[Data records]
######
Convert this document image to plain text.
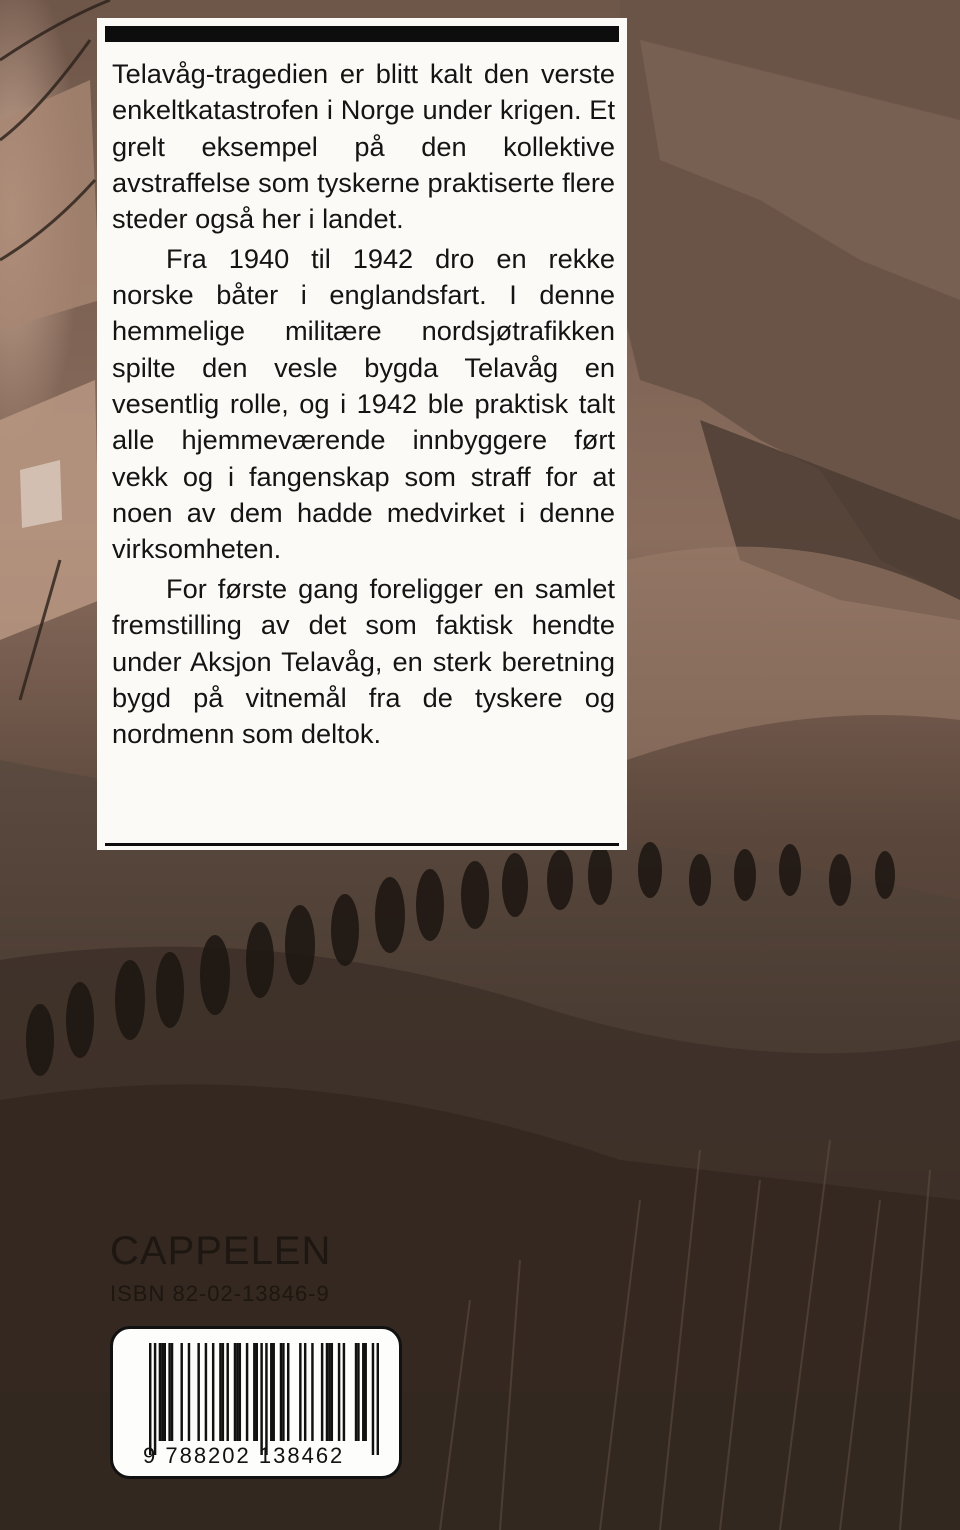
Telavåg-tragedien er blitt kalt den verste enkeltkatastrofen i Norge under krigen. Et grelt eksempel på den kollektive avstraffelse som tyskerne praktiserte flere steder også her i landet.

Fra 1940 til 1942 dro en rekke norske båter i englandsfart. I denne hemmelige militære nordsjøtrafikken spilte den vesle bygda Telavåg en vesentlig rolle, og i 1942 ble praktisk talt alle hjemmeværende innbyggere ført vekk og i fangenskap som straff for at noen av dem hadde medvirket i denne virksomheten.

For første gang foreligger en samlet fremstilling av det som faktisk hendte under Aksjon Telavåg, en sterk beretning bygd på vitnemål fra de tyskere og nordmenn som deltok.

CAPPELEN
ISBN 82-02-13846-9
9 788202 138462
######
**Aim of the exercise**
Which lines hold the word "under"? Copy all of them.

**Exercise response**
Telavåg-tragedien er blitt kalt den verste enkeltkatastrofen i Norge under krigen. Et grelt eksempel på den kollektive avstraffelse som tyskerne praktiserte flere steder også her i landet.
For første gang foreligger en samlet fremstilling av det som faktisk hendte under Aksjon Telavåg, en sterk beretning bygd på vitnemål fra de tyskere og nordmenn som deltok.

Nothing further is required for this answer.